**Extracted data**
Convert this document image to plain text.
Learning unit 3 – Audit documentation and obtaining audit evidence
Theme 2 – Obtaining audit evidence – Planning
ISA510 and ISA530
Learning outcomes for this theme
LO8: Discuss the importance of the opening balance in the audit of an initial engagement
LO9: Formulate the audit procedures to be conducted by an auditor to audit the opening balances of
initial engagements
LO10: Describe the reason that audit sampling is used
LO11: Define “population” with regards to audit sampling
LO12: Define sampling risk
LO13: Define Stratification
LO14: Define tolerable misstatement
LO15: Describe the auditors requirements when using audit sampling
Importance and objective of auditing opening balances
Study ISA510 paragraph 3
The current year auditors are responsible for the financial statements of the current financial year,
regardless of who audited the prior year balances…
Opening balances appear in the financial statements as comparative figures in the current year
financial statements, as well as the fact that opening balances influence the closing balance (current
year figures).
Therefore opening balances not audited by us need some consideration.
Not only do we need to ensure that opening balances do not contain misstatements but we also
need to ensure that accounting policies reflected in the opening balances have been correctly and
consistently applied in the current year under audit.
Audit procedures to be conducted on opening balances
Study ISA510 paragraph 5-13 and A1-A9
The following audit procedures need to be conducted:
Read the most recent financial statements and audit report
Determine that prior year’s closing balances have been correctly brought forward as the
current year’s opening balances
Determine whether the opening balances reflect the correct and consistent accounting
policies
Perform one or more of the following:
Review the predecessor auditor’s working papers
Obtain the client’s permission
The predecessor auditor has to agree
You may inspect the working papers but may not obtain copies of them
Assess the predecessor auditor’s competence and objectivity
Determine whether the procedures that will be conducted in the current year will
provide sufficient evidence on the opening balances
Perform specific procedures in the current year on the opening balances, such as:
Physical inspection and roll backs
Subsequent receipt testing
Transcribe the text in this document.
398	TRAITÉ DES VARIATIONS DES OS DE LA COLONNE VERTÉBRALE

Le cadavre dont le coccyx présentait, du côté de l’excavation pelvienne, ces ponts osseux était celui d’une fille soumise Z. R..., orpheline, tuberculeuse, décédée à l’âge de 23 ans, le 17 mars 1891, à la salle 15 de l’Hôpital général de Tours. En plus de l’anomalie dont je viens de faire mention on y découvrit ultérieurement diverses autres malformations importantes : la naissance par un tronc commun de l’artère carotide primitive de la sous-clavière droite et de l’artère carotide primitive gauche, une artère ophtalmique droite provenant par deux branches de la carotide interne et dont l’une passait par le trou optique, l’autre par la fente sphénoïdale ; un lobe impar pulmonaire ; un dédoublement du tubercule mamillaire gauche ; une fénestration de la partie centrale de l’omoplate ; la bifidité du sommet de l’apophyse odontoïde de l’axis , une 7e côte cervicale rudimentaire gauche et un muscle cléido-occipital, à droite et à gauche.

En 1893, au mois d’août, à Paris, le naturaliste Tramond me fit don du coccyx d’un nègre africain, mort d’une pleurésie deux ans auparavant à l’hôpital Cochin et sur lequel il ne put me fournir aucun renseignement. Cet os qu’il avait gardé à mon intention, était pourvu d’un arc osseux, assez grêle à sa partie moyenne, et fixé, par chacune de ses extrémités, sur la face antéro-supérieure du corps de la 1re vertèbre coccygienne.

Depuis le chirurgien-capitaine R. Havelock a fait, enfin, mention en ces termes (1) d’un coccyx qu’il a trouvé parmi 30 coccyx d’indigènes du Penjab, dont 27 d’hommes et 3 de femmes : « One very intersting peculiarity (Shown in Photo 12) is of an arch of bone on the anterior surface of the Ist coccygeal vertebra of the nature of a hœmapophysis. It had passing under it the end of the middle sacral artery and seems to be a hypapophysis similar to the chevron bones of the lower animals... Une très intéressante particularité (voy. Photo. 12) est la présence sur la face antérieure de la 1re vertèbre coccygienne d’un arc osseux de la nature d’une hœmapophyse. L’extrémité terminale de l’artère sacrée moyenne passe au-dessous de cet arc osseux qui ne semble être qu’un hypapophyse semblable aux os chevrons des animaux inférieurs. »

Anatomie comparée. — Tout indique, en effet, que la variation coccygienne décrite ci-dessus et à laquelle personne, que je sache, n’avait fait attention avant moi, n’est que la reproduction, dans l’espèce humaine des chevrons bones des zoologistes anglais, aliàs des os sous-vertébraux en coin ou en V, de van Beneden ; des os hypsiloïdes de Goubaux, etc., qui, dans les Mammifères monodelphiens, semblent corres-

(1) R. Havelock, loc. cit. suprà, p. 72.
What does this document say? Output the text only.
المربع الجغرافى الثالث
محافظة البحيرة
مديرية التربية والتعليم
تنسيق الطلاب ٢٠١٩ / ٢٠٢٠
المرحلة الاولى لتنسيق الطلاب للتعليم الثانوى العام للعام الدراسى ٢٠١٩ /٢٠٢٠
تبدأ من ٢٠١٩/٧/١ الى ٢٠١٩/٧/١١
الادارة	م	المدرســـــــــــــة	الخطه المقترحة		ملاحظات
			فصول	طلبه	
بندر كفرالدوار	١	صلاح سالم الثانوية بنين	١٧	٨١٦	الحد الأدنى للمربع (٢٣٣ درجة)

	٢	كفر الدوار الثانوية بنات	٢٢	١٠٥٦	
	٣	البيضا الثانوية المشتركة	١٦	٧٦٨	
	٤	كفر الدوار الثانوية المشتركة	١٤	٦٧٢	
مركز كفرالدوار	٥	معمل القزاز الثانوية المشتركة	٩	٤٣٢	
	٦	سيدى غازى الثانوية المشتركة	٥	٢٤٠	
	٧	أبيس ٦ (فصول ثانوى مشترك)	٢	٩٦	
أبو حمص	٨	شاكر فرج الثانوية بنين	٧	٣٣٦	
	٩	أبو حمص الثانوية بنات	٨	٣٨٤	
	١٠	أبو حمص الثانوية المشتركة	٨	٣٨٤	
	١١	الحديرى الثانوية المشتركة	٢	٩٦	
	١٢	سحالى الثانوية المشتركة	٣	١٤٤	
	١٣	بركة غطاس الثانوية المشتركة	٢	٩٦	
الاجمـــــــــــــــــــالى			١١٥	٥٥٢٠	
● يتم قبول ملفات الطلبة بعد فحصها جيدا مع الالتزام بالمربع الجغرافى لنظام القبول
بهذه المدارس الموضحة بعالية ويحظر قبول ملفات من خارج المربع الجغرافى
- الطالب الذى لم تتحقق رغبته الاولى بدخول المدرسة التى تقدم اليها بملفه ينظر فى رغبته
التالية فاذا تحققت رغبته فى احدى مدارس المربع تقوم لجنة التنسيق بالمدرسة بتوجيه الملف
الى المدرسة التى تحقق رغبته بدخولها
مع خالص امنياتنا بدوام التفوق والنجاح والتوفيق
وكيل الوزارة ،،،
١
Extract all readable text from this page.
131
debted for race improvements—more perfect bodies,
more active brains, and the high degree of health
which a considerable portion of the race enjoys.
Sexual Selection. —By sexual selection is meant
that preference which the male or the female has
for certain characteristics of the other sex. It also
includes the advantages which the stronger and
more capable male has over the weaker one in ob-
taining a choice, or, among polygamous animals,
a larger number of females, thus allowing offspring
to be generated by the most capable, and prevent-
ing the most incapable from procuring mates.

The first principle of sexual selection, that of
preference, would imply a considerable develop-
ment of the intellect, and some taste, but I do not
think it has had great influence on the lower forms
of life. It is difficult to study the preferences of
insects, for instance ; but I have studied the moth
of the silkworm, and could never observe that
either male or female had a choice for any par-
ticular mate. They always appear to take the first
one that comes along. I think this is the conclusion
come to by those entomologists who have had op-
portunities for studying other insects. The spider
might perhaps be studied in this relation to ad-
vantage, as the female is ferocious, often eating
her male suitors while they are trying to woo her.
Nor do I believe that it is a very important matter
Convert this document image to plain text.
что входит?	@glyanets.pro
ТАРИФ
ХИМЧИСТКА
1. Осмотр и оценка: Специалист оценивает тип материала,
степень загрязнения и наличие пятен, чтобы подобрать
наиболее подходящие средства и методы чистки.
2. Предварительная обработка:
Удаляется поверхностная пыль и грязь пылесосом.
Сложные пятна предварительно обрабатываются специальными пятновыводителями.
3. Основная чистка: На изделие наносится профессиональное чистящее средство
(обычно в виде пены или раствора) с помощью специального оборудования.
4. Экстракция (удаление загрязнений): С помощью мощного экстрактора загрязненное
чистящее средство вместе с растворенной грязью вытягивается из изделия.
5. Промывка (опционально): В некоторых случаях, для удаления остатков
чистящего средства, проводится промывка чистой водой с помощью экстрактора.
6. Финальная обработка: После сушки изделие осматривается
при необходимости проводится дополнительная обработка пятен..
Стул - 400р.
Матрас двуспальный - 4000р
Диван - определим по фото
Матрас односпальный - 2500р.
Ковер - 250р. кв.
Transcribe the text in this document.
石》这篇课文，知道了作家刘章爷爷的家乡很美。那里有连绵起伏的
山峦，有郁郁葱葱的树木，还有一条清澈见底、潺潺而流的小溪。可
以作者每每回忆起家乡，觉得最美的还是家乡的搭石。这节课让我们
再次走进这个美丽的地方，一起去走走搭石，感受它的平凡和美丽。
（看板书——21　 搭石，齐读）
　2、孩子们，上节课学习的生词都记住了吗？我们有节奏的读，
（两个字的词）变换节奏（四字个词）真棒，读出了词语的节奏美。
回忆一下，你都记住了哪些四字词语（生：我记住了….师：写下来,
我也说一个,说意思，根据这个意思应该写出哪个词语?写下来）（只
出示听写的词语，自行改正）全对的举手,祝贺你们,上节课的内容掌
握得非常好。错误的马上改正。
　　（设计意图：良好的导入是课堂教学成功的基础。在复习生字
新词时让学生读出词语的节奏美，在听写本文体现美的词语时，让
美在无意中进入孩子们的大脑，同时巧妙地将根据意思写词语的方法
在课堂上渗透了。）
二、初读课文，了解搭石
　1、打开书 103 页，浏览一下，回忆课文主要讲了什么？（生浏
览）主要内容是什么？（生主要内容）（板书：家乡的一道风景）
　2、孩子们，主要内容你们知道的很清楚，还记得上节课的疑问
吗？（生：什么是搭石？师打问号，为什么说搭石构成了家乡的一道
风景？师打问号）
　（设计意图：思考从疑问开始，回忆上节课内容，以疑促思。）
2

**Direction**
Find the string "conducted" in the entries above and return each line that holds it.

**Task result**
LO9: Formulate the audit procedures to be conducted by an auditor to audit the opening balances of
Audit procedures to be conducted on opening balances
The following audit procedures need to be conducted:
Determine whether the procedures that will be conducted in the current year will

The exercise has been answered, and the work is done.